WHAT YOU SHOULD DO:
Give back all of the data exactly. Leave nothing out.

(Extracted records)

--- --- ---

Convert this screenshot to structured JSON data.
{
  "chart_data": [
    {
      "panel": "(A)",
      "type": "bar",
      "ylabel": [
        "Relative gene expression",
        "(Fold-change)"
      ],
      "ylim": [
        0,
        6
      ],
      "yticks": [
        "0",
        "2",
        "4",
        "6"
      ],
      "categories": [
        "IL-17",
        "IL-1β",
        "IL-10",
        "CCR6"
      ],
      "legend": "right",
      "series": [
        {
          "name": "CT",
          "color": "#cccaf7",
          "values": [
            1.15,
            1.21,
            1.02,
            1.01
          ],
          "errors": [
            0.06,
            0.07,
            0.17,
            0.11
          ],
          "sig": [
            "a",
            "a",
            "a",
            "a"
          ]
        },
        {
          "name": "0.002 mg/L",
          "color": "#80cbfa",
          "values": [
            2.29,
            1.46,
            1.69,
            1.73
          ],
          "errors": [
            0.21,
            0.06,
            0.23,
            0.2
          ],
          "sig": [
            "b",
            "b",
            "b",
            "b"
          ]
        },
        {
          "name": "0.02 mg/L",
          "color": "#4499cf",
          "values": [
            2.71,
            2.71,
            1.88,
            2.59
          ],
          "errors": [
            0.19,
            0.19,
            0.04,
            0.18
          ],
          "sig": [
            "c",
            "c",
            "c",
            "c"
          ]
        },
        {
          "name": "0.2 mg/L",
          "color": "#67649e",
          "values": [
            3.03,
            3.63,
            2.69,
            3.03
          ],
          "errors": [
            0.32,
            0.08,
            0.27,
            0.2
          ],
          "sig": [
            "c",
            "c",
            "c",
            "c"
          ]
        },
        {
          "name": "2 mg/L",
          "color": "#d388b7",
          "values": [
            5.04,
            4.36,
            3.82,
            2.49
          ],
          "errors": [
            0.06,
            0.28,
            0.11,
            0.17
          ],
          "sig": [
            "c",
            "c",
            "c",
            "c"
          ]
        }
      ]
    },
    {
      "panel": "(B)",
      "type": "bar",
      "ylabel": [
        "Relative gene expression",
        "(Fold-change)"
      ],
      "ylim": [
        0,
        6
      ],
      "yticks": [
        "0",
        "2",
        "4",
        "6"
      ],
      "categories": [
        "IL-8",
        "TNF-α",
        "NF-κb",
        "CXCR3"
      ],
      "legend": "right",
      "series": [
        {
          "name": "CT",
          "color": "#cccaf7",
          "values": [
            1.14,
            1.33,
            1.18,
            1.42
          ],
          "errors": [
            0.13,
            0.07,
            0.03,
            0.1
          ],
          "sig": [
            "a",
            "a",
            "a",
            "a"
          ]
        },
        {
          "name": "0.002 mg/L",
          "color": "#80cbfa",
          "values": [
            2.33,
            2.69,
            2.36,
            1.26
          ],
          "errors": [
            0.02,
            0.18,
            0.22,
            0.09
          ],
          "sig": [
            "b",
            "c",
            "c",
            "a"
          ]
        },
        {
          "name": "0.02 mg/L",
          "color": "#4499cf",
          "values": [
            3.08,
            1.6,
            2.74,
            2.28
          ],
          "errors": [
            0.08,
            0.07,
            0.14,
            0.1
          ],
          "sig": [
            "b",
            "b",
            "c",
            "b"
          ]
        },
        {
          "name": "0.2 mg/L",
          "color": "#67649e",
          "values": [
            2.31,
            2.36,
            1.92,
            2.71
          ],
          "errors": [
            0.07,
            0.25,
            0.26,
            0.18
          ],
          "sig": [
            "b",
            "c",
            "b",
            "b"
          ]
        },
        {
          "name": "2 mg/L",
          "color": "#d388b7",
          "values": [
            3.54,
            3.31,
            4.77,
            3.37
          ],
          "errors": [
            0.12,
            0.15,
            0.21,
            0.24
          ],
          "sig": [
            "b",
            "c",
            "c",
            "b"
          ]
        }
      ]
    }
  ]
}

--- --- ---

TASK SOLUTION:
Convert this screenshot to structured JSON data.
{
  "chart_data": [
    {
      "panel": "(A)",
      "type": "bar",
      "ylabel": [
        "Relative gene expression",
        "(Fold-change)"
      ],
      "ylim": [
        0,
        6
      ],
      "yticks": [
        "0",
        "2",
        "4",
        "6"
      ],
      "categories": [
        "IL-17",
        "IL-1β",
        "IL-10",
        "CCR6"
      ],
      "legend": "right",
      "series": [
        {
          "name": "CT",
          "color": "#cccaf7",
          "values": [
            1.15,
            1.21,
            1.02,
            1.01
          ],
          "errors": [
            0.06,
            0.07,
            0.17,
            0.11
          ],
          "sig": [
            "a",
            "a",
            "a",
            "a"
          ]
        },
        {
          "name": "0.002 mg/L",
          "color": "#80cbfa",
          "values": [
            2.29,
            1.46,
            1.69,
            1.73
          ],
          "errors": [
            0.21,
            0.06,
            0.23,
            0.2
          ],
          "sig": [
            "b",
            "b",
            "b",
            "b"
          ]
        },
        {
          "name": "0.02 mg/L",
          "color": "#4499cf",
          "values": [
            2.71,
            2.71,
            1.88,
            2.59
          ],
          "errors": [
            0.19,
            0.19,
            0.04,
            0.18
          ],
          "sig": [
            "c",
            "c",
            "c",
            "c"
          ]
        },
        {
          "name": "0.2 mg/L",
          "color": "#67649e",
          "values": [
            3.03,
            3.63,
            2.69,
            3.03
          ],
          "errors": [
            0.32,
            0.08,
            0.27,
            0.2
          ],
          "sig": [
            "c",
            "c",
            "c",
            "c"
          ]
        },
        {
          "name": "2 mg/L",
          "color": "#d388b7",
          "values": [
            5.04,
            4.36,
            3.82,
            2.49
          ],
          "errors": [
            0.06,
            0.28,
            0.11,
            0.17
          ],
          "sig": [
            "c",
            "c",
            "c",
            "c"
          ]
        }
      ]
    },
    {
      "panel": "(B)",
      "type": "bar",
      "ylabel": [
        "Relative gene expression",
        "(Fold-change)"
      ],
      "ylim": [
        0,
        6
      ],
      "yticks": [
        "0",
        "2",
        "4",
        "6"
      ],
      "categories": [
        "IL-8",
        "TNF-α",
        "NF-κb",
        "CXCR3"
      ],
      "legend": "right",
      "series": [
        {
          "name": "CT",
          "color": "#cccaf7",
          "values": [
            1.14,
            1.33,
            1.18,
            1.42
          ],
          "errors": [
            0.13,
            0.07,
            0.03,
            0.1
          ],
          "sig": [
            "a",
            "a",
            "a",
            "a"
          ]
        },
        {
          "name": "0.002 mg/L",
          "color": "#80cbfa",
          "values": [
            2.33,
            2.69,
            2.36,
            1.26
          ],
          "errors": [
            0.02,
            0.18,
            0.22,
            0.09
          ],
          "sig": [
            "b",
            "c",
            "c",
            "a"
          ]
        },
        {
          "name": "0.02 mg/L",
          "color": "#4499cf",
          "values": [
            3.08,
            1.6,
            2.74,
            2.28
          ],
          "errors": [
            0.08,
            0.07,
            0.14,
            0.1
          ],
          "sig": [
            "b",
            "b",
            "c",
            "b"
          ]
        },
        {
          "name": "0.2 mg/L",
          "color": "#67649e",
          "values": [
            2.31,
            2.36,
            1.92,
            2.71
          ],
          "errors": [
            0.07,
            0.25,
            0.26,
            0.18
          ],
          "sig": [
            "b",
            "c",
            "b",
            "b"
          ]
        },
        {
          "name": "2 mg/L",
          "color": "#d388b7",
          "values": [
            3.54,
            3.31,
            4.77,
            3.37
          ],
          "errors": [
            0.12,
            0.15,
            0.21,
            0.24
          ],
          "sig": [
            "b",
            "c",
            "c",
            "b"
          ]
        }
      ]
    }
  ]
}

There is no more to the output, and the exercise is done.